What the task asks:
Please convert every line of the records below into a JSON list of strings, one string per line, skipping blank lines and leaving out the pictures.

Input rows:
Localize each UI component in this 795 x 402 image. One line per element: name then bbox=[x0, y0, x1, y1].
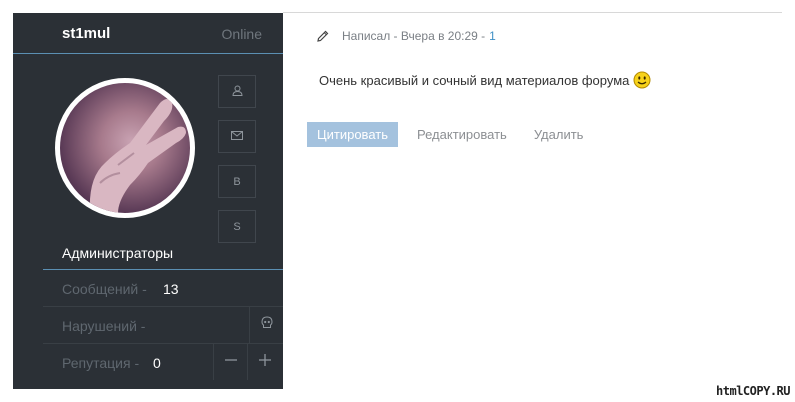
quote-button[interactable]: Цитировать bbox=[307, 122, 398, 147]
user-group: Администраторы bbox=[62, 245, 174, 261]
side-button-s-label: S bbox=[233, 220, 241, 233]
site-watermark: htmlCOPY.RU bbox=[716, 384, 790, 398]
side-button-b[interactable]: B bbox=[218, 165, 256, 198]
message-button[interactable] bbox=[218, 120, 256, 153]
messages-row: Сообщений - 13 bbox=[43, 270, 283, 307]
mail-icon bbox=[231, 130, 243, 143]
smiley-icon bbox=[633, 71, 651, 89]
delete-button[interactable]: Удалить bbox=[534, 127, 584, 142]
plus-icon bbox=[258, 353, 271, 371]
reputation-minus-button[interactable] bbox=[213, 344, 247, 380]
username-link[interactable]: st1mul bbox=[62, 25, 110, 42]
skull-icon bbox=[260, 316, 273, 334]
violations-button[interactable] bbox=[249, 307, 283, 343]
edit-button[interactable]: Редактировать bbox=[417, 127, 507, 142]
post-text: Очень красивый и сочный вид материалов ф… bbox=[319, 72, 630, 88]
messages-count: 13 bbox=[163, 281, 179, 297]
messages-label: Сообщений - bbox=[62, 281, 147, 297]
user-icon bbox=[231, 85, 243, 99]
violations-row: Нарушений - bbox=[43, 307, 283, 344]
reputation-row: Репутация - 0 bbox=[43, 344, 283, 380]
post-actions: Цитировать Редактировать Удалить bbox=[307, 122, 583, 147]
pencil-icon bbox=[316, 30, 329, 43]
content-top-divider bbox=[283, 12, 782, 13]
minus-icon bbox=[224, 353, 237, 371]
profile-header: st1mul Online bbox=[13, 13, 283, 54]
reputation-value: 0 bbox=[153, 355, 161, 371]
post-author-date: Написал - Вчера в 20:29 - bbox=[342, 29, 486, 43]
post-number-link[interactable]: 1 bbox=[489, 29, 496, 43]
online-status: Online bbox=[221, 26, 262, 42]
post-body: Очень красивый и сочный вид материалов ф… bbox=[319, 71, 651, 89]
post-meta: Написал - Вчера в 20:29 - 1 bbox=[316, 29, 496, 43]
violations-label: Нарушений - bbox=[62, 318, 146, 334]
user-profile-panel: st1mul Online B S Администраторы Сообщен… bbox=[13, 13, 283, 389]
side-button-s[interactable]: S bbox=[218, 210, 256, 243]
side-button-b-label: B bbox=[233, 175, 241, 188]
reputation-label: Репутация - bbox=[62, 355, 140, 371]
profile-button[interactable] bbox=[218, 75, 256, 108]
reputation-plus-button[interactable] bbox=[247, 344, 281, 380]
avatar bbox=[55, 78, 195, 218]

Result:
[
  "Localize each UI component in this 795 x 402 image. One line per element: name then bbox=[x0, y0, x1, y1].",
  "quote-button[interactable]: Цитировать bbox=[307, 122, 398, 147]",
  "user-group: Администраторы bbox=[62, 245, 174, 261]",
  "side-button-s-label: S bbox=[233, 220, 241, 233]",
  "site-watermark: htmlCOPY.RU bbox=[716, 384, 790, 398]",
  "side-button-b[interactable]: B bbox=[218, 165, 256, 198]",
  "message-button[interactable] bbox=[218, 120, 256, 153]",
  "messages-row: Сообщений - 13 bbox=[43, 270, 283, 307]",
  "mail-icon bbox=[231, 130, 243, 143]",
  "smiley-icon bbox=[633, 71, 651, 89]",
  "delete-button[interactable]: Удалить bbox=[534, 127, 584, 142]",
  "plus-icon bbox=[258, 353, 271, 371]",
  "reputation-minus-button[interactable] bbox=[213, 344, 247, 380]",
  "username-link[interactable]: st1mul bbox=[62, 25, 110, 42]",
  "skull-icon bbox=[260, 316, 273, 334]",
  "violations-button[interactable] bbox=[249, 307, 283, 343]",
  "edit-button[interactable]: Редактировать bbox=[417, 127, 507, 142]",
  "post-text: Очень красивый и сочный вид материалов ф… bbox=[319, 72, 630, 88]",
  "messages-count: 13 bbox=[163, 281, 179, 297]",
  "messages-label: Сообщений - bbox=[62, 281, 147, 297]",
  "user-icon bbox=[231, 85, 243, 99]",
  "violations-row: Нарушений - bbox=[43, 307, 283, 344]",
  "reputation-row: Репутация - 0 bbox=[43, 344, 283, 380]",
  "post-actions: Цитировать Редактировать Удалить bbox=[307, 122, 583, 147]",
  "pencil-icon bbox=[316, 30, 329, 43]",
  "content-top-divider bbox=[283, 12, 782, 13]",
  "minus-icon bbox=[224, 353, 237, 371]",
  "profile-header: st1mul Online bbox=[13, 13, 283, 54]",
  "reputation-value: 0 bbox=[153, 355, 161, 371]",
  "post-author-date: Написал - Вчера в 20:29 - bbox=[342, 29, 486, 43]",
  "post-number-link[interactable]: 1 bbox=[489, 29, 496, 43]",
  "online-status: Online bbox=[221, 26, 262, 42]",
  "post-body: Очень красивый и сочный вид материалов ф… bbox=[319, 71, 651, 89]",
  "post-meta: Написал - Вчера в 20:29 - 1 bbox=[316, 29, 496, 43]",
  "violations-label: Нарушений - bbox=[62, 318, 146, 334]",
  "user-profile-panel: st1mul Online B S Администраторы Сообщен… bbox=[13, 13, 283, 389]",
  "side-button-s[interactable]: S bbox=[218, 210, 256, 243]",
  "side-button-b-label: B bbox=[233, 175, 241, 188]",
  "reputation-label: Репутация - bbox=[62, 355, 140, 371]",
  "profile-button[interactable] bbox=[218, 75, 256, 108]",
  "reputation-plus-button[interactable] bbox=[247, 344, 281, 380]",
  "avatar bbox=[55, 78, 195, 218]"
]